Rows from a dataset

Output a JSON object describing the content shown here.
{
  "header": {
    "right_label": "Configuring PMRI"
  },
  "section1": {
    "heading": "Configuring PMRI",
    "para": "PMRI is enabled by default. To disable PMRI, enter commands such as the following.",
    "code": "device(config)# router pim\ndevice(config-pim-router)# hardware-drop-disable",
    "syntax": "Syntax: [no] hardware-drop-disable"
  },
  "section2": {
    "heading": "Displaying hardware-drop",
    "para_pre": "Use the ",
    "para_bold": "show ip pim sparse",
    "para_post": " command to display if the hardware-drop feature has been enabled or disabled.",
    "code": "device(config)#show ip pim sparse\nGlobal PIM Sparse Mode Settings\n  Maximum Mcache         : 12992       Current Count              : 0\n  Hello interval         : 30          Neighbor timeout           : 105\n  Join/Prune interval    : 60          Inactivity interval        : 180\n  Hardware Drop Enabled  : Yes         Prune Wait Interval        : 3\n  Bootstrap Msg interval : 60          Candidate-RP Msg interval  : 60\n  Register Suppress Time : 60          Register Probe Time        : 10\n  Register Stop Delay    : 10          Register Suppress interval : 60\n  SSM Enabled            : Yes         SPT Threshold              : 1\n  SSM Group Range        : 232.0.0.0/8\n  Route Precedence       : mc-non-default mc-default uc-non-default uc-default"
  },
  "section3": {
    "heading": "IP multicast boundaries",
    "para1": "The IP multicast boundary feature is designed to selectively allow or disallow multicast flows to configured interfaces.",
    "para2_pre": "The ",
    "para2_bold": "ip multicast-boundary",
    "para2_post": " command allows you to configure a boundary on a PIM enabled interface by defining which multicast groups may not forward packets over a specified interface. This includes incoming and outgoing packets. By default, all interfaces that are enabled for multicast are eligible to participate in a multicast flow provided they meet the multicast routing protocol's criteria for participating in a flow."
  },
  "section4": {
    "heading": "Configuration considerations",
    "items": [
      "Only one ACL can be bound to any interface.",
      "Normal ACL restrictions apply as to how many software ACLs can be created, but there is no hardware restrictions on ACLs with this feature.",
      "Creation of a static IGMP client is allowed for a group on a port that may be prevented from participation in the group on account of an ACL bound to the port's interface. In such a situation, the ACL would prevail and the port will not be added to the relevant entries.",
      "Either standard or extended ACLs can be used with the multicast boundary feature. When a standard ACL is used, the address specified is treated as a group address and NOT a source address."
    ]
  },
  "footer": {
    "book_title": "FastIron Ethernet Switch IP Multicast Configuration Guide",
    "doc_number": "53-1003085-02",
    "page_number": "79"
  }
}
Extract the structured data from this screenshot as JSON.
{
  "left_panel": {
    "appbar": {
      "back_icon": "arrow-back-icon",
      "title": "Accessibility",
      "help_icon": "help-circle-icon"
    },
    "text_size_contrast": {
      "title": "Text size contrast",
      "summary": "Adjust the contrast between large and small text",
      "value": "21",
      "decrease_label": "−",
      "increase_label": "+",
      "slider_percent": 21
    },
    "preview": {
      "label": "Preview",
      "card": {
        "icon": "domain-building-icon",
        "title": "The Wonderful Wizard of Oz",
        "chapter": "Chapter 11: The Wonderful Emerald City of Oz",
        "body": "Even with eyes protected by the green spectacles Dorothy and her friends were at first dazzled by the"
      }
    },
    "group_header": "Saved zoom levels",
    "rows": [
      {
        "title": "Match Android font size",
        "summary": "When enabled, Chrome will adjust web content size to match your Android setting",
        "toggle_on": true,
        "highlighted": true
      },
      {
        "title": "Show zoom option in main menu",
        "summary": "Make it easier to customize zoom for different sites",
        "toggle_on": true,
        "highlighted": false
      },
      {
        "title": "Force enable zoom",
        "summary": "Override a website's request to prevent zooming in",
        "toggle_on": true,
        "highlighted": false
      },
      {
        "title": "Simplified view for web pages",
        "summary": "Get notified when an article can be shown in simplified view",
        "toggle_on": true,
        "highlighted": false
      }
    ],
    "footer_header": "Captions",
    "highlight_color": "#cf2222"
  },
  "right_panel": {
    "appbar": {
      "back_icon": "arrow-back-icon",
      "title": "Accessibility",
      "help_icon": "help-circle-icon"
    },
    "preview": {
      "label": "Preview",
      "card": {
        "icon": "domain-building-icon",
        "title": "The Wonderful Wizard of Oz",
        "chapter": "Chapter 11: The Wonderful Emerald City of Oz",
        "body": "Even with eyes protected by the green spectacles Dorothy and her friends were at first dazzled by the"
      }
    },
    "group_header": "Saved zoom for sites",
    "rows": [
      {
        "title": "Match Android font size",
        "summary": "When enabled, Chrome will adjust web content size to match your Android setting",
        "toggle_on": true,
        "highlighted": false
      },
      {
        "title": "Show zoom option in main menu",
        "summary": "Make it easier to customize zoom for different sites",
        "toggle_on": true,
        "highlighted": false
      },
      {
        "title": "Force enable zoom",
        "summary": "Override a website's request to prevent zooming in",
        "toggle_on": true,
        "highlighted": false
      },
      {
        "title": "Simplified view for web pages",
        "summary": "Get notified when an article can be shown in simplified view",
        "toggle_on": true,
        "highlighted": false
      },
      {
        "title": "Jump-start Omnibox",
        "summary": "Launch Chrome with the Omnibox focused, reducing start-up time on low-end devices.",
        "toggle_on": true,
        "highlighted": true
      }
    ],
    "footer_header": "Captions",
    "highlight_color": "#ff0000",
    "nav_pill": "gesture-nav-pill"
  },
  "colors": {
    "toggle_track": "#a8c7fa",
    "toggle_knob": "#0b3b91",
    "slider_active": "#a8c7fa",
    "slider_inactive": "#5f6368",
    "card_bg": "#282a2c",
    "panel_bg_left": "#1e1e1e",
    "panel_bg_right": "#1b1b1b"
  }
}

What needs to be done
Transcribe the full listing above without leaving anything out.

Finished exercise
Output a JSON object describing the content shown here.
{
  "header": {
    "right_label": "Configuring PMRI"
  },
  "section1": {
    "heading": "Configuring PMRI",
    "para": "PMRI is enabled by default. To disable PMRI, enter commands such as the following.",
    "code": "device(config)# router pim\ndevice(config-pim-router)# hardware-drop-disable",
    "syntax": "Syntax: [no] hardware-drop-disable"
  },
  "section2": {
    "heading": "Displaying hardware-drop",
    "para_pre": "Use the ",
    "para_bold": "show ip pim sparse",
    "para_post": " command to display if the hardware-drop feature has been enabled or disabled.",
    "code": "device(config)#show ip pim sparse\nGlobal PIM Sparse Mode Settings\n  Maximum Mcache         : 12992       Current Count              : 0\n  Hello interval         : 30          Neighbor timeout           : 105\n  Join/Prune interval    : 60          Inactivity interval        : 180\n  Hardware Drop Enabled  : Yes         Prune Wait Interval        : 3\n  Bootstrap Msg interval : 60          Candidate-RP Msg interval  : 60\n  Register Suppress Time : 60          Register Probe Time        : 10\n  Register Stop Delay    : 10          Register Suppress interval : 60\n  SSM Enabled            : Yes         SPT Threshold              : 1\n  SSM Group Range        : 232.0.0.0/8\n  Route Precedence       : mc-non-default mc-default uc-non-default uc-default"
  },
  "section3": {
    "heading": "IP multicast boundaries",
    "para1": "The IP multicast boundary feature is designed to selectively allow or disallow multicast flows to configured interfaces.",
    "para2_pre": "The ",
    "para2_bold": "ip multicast-boundary",
    "para2_post": " command allows you to configure a boundary on a PIM enabled interface by defining which multicast groups may not forward packets over a specified interface. This includes incoming and outgoing packets. By default, all interfaces that are enabled for multicast are eligible to participate in a multicast flow provided they meet the multicast routing protocol's criteria for participating in a flow."
  },
  "section4": {
    "heading": "Configuration considerations",
    "items": [
      "Only one ACL can be bound to any interface.",
      "Normal ACL restrictions apply as to how many software ACLs can be created, but there is no hardware restrictions on ACLs with this feature.",
      "Creation of a static IGMP client is allowed for a group on a port that may be prevented from participation in the group on account of an ACL bound to the port's interface. In such a situation, the ACL would prevail and the port will not be added to the relevant entries.",
      "Either standard or extended ACLs can be used with the multicast boundary feature. When a standard ACL is used, the address specified is treated as a group address and NOT a source address."
    ]
  },
  "footer": {
    "book_title": "FastIron Ethernet Switch IP Multicast Configuration Guide",
    "doc_number": "53-1003085-02",
    "page_number": "79"
  }
}
Extract the structured data from this screenshot as JSON.
{
  "left_panel": {
    "appbar": {
      "back_icon": "arrow-back-icon",
      "title": "Accessibility",
      "help_icon": "help-circle-icon"
    },
    "text_size_contrast": {
      "title": "Text size contrast",
      "summary": "Adjust the contrast between large and small text",
      "value": "21",
      "decrease_label": "−",
      "increase_label": "+",
      "slider_percent": 21
    },
    "preview": {
      "label": "Preview",
      "card": {
        "icon": "domain-building-icon",
        "title": "The Wonderful Wizard of Oz",
        "chapter": "Chapter 11: The Wonderful Emerald City of Oz",
        "body": "Even with eyes protected by the green spectacles Dorothy and her friends were at first dazzled by the"
      }
    },
    "group_header": "Saved zoom levels",
    "rows": [
      {
        "title": "Match Android font size",
        "summary": "When enabled, Chrome will adjust web content size to match your Android setting",
        "toggle_on": true,
        "highlighted": true
      },
      {
        "title": "Show zoom option in main menu",
        "summary": "Make it easier to customize zoom for different sites",
        "toggle_on": true,
        "highlighted": false
      },
      {
        "title": "Force enable zoom",
        "summary": "Override a website's request to prevent zooming in",
        "toggle_on": true,
        "highlighted": false
      },
      {
        "title": "Simplified view for web pages",
        "summary": "Get notified when an article can be shown in simplified view",
        "toggle_on": true,
        "highlighted": false
      }
    ],
    "footer_header": "Captions",
    "highlight_color": "#cf2222"
  },
  "right_panel": {
    "appbar": {
      "back_icon": "arrow-back-icon",
      "title": "Accessibility",
      "help_icon": "help-circle-icon"
    },
    "preview": {
      "label": "Preview",
      "card": {
        "icon": "domain-building-icon",
        "title": "The Wonderful Wizard of Oz",
        "chapter": "Chapter 11: The Wonderful Emerald City of Oz",
        "body": "Even with eyes protected by the green spectacles Dorothy and her friends were at first dazzled by the"
      }
    },
    "group_header": "Saved zoom for sites",
    "rows": [
      {
        "title": "Match Android font size",
        "summary": "When enabled, Chrome will adjust web content size to match your Android setting",
        "toggle_on": true,
        "highlighted": false
      },
      {
        "title": "Show zoom option in main menu",
        "summary": "Make it easier to customize zoom for different sites",
        "toggle_on": true,
        "highlighted": false
      },
      {
        "title": "Force enable zoom",
        "summary": "Override a website's request to prevent zooming in",
        "toggle_on": true,
        "highlighted": false
      },
      {
        "title": "Simplified view for web pages",
        "summary": "Get notified when an article can be shown in simplified view",
        "toggle_on": true,
        "highlighted": false
      },
      {
        "title": "Jump-start Omnibox",
        "summary": "Launch Chrome with the Omnibox focused, reducing start-up time on low-end devices.",
        "toggle_on": true,
        "highlighted": true
      }
    ],
    "footer_header": "Captions",
    "highlight_color": "#ff0000",
    "nav_pill": "gesture-nav-pill"
  },
  "colors": {
    "toggle_track": "#a8c7fa",
    "toggle_knob": "#0b3b91",
    "slider_active": "#a8c7fa",
    "slider_inactive": "#5f6368",
    "card_bg": "#282a2c",
    "panel_bg_left": "#1e1e1e",
    "panel_bg_right": "#1b1b1b"
  }
}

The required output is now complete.